Source data
===============

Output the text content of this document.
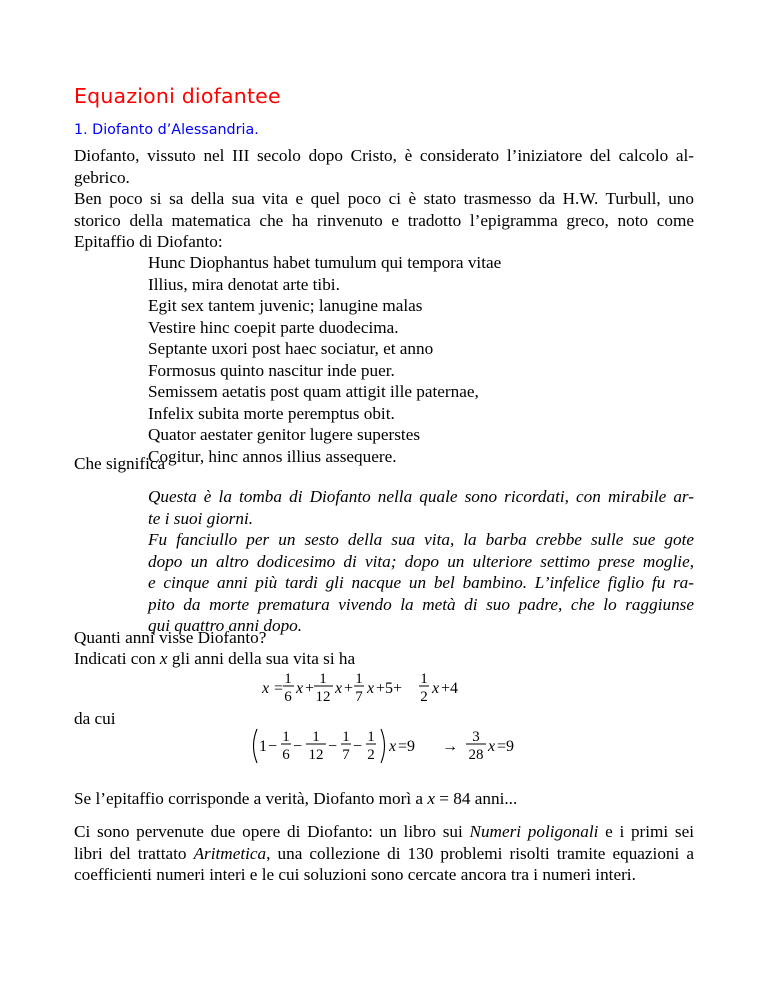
Equazioni diofantee
1. Diofanto d’Alessandria.
Diofanto, vissuto nel III secolo dopo Cristo, è considerato l’iniziatore del calcolo al-
gebrico.
Ben poco si sa della sua vita e quel poco ci è stato trasmesso da H.W. Turbull, uno
storico della matematica che ha rinvenuto e tradotto l’epigramma greco, noto come
Epitaffio di Diofanto:
Hunc Diophantus habet tumulum qui tempora vitae
Illius, mira denotat arte tibi.
Egit sex tantem juvenic; lanugine malas
Vestire hinc coepit parte duodecima.
Septante uxori post haec sociatur, et anno
Formosus quinto nascitur inde puer.
Semissem aetatis post quam attigit ille paternae,
Infelix subita morte peremptus obit.
Quator aestater genitor lugere superstes
Cogitur, hinc annos illius assequere.
Che significa
Questa è la tomba di Diofanto nella quale sono ricordati, con mirabile ar-
te i suoi giorni.
Fu fanciullo per un sesto della sua vita, la barba crebbe sulle sue gote
dopo un altro dodicesimo di vita; dopo un ulteriore settimo prese moglie,
e cinque anni più tardi gli nacque un bel bambino. L’infelice figlio fu ra-
pito da morte prematura vivendo la metà di suo padre, che lo raggiunse
qui quattro anni dopo.
Quanti anni visse Diofanto?
Indicati con x gli anni della sua vita si ha
x =
1
6 x +
1
12 x +
1
7 x +5+
1
2 x +4
1 −
1
6 −
1
12 −
1
7 −
1
2 x =9 →
3
28 x =9
da cui
Se l’epitaffio corrisponde a verità, Diofanto morì a x = 84 anni...
Ci sono pervenute due opere di Diofanto: un libro sui Numeri poligonali e i primi sei
libri del trattato Aritmetica, una collezione di 130 problemi risolti tramite equazioni a
coefficienti numeri interi e le cui soluzioni sono cercate ancora tra i numeri interi.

===============

__Directions__: Go through the material line by line. Show each line that contains the string "dopo".

__Answer for the task__:
Diofanto, vissuto nel III secolo dopo Cristo, è considerato l’iniziatore del calcolo al-
dopo un altro dodicesimo di vita; dopo un ulteriore settimo prese moglie,
qui quattro anni dopo.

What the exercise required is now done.